Exercise task
Rewrite the entries below, changing every "column-header" to "table-heading" and keeping everything else the same.

Element position data:
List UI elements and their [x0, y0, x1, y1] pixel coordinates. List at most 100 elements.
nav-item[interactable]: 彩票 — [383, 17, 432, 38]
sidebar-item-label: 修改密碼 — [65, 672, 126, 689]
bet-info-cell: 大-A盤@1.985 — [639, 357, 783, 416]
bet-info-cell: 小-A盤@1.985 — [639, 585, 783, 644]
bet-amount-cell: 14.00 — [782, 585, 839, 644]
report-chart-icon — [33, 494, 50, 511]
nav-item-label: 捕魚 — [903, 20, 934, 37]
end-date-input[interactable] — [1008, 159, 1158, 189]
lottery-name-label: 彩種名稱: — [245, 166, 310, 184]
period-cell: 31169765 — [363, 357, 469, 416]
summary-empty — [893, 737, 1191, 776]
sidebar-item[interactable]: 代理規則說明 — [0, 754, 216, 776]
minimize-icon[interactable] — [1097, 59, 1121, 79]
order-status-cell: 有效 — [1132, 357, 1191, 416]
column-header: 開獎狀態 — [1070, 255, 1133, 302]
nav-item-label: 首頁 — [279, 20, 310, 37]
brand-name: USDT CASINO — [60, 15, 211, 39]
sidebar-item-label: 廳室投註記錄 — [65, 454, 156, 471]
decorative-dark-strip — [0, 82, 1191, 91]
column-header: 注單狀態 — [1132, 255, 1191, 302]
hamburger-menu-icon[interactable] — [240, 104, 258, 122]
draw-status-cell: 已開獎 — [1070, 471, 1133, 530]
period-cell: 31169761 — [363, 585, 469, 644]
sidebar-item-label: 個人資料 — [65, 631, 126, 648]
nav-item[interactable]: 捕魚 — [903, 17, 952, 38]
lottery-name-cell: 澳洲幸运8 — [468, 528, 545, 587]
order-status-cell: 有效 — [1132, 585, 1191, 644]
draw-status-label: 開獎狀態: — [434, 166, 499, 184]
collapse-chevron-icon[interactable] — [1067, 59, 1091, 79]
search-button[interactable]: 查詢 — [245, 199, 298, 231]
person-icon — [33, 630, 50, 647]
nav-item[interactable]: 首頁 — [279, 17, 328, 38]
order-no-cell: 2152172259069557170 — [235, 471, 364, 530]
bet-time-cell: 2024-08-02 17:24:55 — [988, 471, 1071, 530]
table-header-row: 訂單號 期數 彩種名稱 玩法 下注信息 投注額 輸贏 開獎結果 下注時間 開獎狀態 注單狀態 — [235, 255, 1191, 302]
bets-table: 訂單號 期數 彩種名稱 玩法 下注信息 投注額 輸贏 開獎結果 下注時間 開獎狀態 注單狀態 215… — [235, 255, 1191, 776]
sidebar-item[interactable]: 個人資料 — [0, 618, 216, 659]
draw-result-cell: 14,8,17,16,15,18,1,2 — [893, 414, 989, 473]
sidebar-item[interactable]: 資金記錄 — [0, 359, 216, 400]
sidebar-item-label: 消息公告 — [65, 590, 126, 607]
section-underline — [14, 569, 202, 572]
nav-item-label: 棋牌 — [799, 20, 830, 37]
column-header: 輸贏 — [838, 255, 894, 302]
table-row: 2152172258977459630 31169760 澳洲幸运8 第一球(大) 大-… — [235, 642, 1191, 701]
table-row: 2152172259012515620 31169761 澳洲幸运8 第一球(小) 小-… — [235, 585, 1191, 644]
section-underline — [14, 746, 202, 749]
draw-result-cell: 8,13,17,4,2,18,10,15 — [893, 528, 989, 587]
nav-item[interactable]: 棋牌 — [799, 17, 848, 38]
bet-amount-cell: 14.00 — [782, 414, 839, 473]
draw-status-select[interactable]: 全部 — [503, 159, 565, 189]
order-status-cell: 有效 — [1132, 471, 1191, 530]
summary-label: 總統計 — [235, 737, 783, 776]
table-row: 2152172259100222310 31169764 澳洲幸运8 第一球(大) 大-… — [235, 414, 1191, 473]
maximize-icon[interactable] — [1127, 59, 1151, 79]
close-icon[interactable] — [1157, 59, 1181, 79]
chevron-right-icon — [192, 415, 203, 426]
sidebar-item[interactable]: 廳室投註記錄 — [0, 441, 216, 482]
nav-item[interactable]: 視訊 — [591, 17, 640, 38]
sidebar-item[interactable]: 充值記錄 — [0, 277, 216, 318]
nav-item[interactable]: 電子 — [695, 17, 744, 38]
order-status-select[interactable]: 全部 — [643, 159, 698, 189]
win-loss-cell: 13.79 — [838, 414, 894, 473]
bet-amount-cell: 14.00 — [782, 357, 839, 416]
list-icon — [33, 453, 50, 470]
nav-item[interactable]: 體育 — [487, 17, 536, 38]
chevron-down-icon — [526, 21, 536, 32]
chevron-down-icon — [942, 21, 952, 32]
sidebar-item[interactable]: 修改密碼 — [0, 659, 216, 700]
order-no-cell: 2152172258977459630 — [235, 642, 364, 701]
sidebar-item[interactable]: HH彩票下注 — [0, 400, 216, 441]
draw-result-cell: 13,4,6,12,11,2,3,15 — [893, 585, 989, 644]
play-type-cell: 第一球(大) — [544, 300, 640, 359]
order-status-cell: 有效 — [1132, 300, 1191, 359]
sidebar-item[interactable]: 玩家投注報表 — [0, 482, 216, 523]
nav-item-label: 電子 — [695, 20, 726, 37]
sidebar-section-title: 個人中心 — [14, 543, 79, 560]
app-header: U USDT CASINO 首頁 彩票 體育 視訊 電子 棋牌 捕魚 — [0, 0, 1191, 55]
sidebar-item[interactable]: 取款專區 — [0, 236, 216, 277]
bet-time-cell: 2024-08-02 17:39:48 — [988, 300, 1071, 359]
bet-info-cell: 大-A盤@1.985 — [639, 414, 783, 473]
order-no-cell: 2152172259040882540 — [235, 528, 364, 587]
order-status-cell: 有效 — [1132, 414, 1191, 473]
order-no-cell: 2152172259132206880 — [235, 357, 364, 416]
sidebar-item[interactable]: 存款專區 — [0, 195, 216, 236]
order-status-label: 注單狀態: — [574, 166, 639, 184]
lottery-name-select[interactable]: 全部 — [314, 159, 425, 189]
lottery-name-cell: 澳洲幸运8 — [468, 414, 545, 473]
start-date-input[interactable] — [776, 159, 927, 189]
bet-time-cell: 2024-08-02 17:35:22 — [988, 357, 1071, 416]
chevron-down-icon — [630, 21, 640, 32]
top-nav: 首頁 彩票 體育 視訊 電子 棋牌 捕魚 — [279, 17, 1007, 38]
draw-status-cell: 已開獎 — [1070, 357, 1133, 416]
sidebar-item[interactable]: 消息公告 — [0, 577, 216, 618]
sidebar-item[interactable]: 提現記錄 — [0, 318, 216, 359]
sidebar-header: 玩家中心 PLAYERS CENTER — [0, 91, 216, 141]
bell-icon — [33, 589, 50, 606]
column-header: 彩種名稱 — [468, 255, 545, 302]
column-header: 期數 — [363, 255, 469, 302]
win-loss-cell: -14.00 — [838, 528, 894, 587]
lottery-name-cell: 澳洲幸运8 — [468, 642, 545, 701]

Reply
List UI elements and their [x0, y0, x1, y1] pixel coordinates. List at most 100 elements.
nav-item[interactable]: 彩票 — [383, 17, 432, 38]
sidebar-item-label: 修改密碼 — [65, 672, 126, 689]
bet-info-cell: 大-A盤@1.985 — [639, 357, 783, 416]
bet-info-cell: 小-A盤@1.985 — [639, 585, 783, 644]
bet-amount-cell: 14.00 — [782, 585, 839, 644]
report-chart-icon — [33, 494, 50, 511]
nav-item-label: 捕魚 — [903, 20, 934, 37]
end-date-input[interactable] — [1008, 159, 1158, 189]
lottery-name-label: 彩種名稱: — [245, 166, 310, 184]
period-cell: 31169765 — [363, 357, 469, 416]
summary-empty — [893, 737, 1191, 776]
sidebar-item[interactable]: 代理規則說明 — [0, 754, 216, 776]
minimize-icon[interactable] — [1097, 59, 1121, 79]
order-status-cell: 有效 — [1132, 357, 1191, 416]
table-heading: 開獎狀態 — [1070, 255, 1133, 302]
nav-item-label: 首頁 — [279, 20, 310, 37]
brand-name: USDT CASINO — [60, 15, 211, 39]
sidebar-item-label: 廳室投註記錄 — [65, 454, 156, 471]
decorative-dark-strip — [0, 82, 1191, 91]
table-heading: 注單狀態 — [1132, 255, 1191, 302]
hamburger-menu-icon[interactable] — [240, 104, 258, 122]
draw-status-cell: 已開獎 — [1070, 471, 1133, 530]
period-cell: 31169761 — [363, 585, 469, 644]
sidebar-item-label: 個人資料 — [65, 631, 126, 648]
nav-item[interactable]: 捕魚 — [903, 17, 952, 38]
lottery-name-cell: 澳洲幸运8 — [468, 528, 545, 587]
order-status-cell: 有效 — [1132, 585, 1191, 644]
draw-status-label: 開獎狀態: — [434, 166, 499, 184]
collapse-chevron-icon[interactable] — [1067, 59, 1091, 79]
search-button[interactable]: 查詢 — [245, 199, 298, 231]
person-icon — [33, 630, 50, 647]
nav-item[interactable]: 首頁 — [279, 17, 328, 38]
order-no-cell: 2152172259069557170 — [235, 471, 364, 530]
bet-time-cell: 2024-08-02 17:24:55 — [988, 471, 1071, 530]
table-header-row: 訂單號 期數 彩種名稱 玩法 下注信息 投注額 輸贏 開獎結果 下注時間 開獎狀態 注單狀態 — [235, 255, 1191, 302]
bets-table: 訂單號 期數 彩種名稱 玩法 下注信息 投注額 輸贏 開獎結果 下注時間 開獎狀態 注單狀態 215… — [235, 255, 1191, 776]
sidebar-item[interactable]: 個人資料 — [0, 618, 216, 659]
draw-result-cell: 14,8,17,16,15,18,1,2 — [893, 414, 989, 473]
sidebar-item[interactable]: 資金記錄 — [0, 359, 216, 400]
sidebar-item-label: 消息公告 — [65, 590, 126, 607]
section-underline — [14, 569, 202, 572]
nav-item-label: 棋牌 — [799, 20, 830, 37]
table-heading: 輸贏 — [838, 255, 894, 302]
table-row: 2152172258977459630 31169760 澳洲幸运8 第一球(大) 大-… — [235, 642, 1191, 701]
table-row: 2152172259012515620 31169761 澳洲幸运8 第一球(小) 小-… — [235, 585, 1191, 644]
section-underline — [14, 746, 202, 749]
draw-result-cell: 8,13,17,4,2,18,10,15 — [893, 528, 989, 587]
nav-item[interactable]: 棋牌 — [799, 17, 848, 38]
bet-amount-cell: 14.00 — [782, 414, 839, 473]
draw-status-select[interactable]: 全部 — [503, 159, 565, 189]
order-status-cell: 有效 — [1132, 471, 1191, 530]
summary-label: 總統計 — [235, 737, 783, 776]
table-row: 2152172259100222310 31169764 澳洲幸运8 第一球(大) 大-… — [235, 414, 1191, 473]
maximize-icon[interactable] — [1127, 59, 1151, 79]
close-icon[interactable] — [1157, 59, 1181, 79]
chevron-right-icon — [192, 415, 203, 426]
sidebar-item[interactable]: 廳室投註記錄 — [0, 441, 216, 482]
nav-item[interactable]: 視訊 — [591, 17, 640, 38]
sidebar-item[interactable]: 充值記錄 — [0, 277, 216, 318]
nav-item[interactable]: 電子 — [695, 17, 744, 38]
order-status-select[interactable]: 全部 — [643, 159, 698, 189]
win-loss-cell: 13.79 — [838, 414, 894, 473]
bet-amount-cell: 14.00 — [782, 357, 839, 416]
list-icon — [33, 453, 50, 470]
nav-item[interactable]: 體育 — [487, 17, 536, 38]
chevron-down-icon — [526, 21, 536, 32]
chevron-down-icon — [942, 21, 952, 32]
sidebar-item[interactable]: 修改密碼 — [0, 659, 216, 700]
order-no-cell: 2152172258977459630 — [235, 642, 364, 701]
sidebar-item[interactable]: HH彩票下注 — [0, 400, 216, 441]
draw-result-cell: 13,4,6,12,11,2,3,15 — [893, 585, 989, 644]
play-type-cell: 第一球(大) — [544, 300, 640, 359]
order-status-cell: 有效 — [1132, 300, 1191, 359]
sidebar-item[interactable]: 玩家投注報表 — [0, 482, 216, 523]
nav-item-label: 電子 — [695, 20, 726, 37]
sidebar-section-title: 個人中心 — [14, 543, 79, 560]
app-header: U USDT CASINO 首頁 彩票 體育 視訊 電子 棋牌 捕魚 — [0, 0, 1191, 55]
sidebar-item[interactable]: 取款專區 — [0, 236, 216, 277]
bet-time-cell: 2024-08-02 17:39:48 — [988, 300, 1071, 359]
bet-info-cell: 大-A盤@1.985 — [639, 414, 783, 473]
order-no-cell: 2152172259040882540 — [235, 528, 364, 587]
order-status-cell: 有效 — [1132, 414, 1191, 473]
order-no-cell: 2152172259132206880 — [235, 357, 364, 416]
sidebar-item[interactable]: 存款專區 — [0, 195, 216, 236]
order-status-label: 注單狀態: — [574, 166, 639, 184]
lottery-name-select[interactable]: 全部 — [314, 159, 425, 189]
lottery-name-cell: 澳洲幸运8 — [468, 414, 545, 473]
start-date-input[interactable] — [776, 159, 927, 189]
bet-time-cell: 2024-08-02 17:35:22 — [988, 357, 1071, 416]
chevron-down-icon — [630, 21, 640, 32]
top-nav: 首頁 彩票 體育 視訊 電子 棋牌 捕魚 — [279, 17, 1007, 38]
draw-status-cell: 已開獎 — [1070, 357, 1133, 416]
sidebar-item[interactable]: 消息公告 — [0, 577, 216, 618]
sidebar-item[interactable]: 提現記錄 — [0, 318, 216, 359]
sidebar-header: 玩家中心 PLAYERS CENTER — [0, 91, 216, 141]
bell-icon — [33, 589, 50, 606]
table-heading: 彩種名稱 — [468, 255, 545, 302]
table-heading: 期數 — [363, 255, 469, 302]
win-loss-cell: -14.00 — [838, 528, 894, 587]
lottery-name-cell: 澳洲幸运8 — [468, 642, 545, 701]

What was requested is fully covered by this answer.